EXTRACTED INFORMATION:
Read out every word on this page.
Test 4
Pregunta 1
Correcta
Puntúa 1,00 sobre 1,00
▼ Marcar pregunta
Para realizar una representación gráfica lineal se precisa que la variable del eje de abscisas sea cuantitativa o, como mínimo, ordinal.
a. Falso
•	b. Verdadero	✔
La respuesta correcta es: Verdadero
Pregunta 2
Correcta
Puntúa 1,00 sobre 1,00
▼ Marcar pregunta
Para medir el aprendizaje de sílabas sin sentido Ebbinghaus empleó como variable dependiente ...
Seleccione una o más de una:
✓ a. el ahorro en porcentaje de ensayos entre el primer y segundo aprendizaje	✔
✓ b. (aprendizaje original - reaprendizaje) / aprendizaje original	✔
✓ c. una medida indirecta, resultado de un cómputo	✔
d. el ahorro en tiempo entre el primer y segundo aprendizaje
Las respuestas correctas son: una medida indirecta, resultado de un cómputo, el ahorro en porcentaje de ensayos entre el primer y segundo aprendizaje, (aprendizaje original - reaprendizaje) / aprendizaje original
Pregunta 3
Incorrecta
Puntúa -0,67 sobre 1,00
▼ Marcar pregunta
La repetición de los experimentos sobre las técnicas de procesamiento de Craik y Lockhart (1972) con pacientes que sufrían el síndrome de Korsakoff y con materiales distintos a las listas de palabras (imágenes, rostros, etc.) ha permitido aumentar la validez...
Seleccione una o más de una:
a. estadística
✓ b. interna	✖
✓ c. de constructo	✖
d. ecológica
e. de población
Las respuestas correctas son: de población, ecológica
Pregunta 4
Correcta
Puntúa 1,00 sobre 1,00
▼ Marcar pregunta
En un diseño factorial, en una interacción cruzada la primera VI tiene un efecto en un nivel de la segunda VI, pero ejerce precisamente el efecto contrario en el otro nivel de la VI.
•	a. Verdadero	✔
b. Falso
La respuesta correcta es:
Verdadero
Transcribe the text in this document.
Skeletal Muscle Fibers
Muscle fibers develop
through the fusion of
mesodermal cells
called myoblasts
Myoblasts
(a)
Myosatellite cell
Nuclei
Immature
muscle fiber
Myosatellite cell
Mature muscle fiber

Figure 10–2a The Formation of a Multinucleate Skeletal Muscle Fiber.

WHAT THE TASK ASKS: For the word "ecológica", go through the records and show each line that carries it.

OUTPUT BELOW:
d. ecológica
Las respuestas correctas son: de población, ecológica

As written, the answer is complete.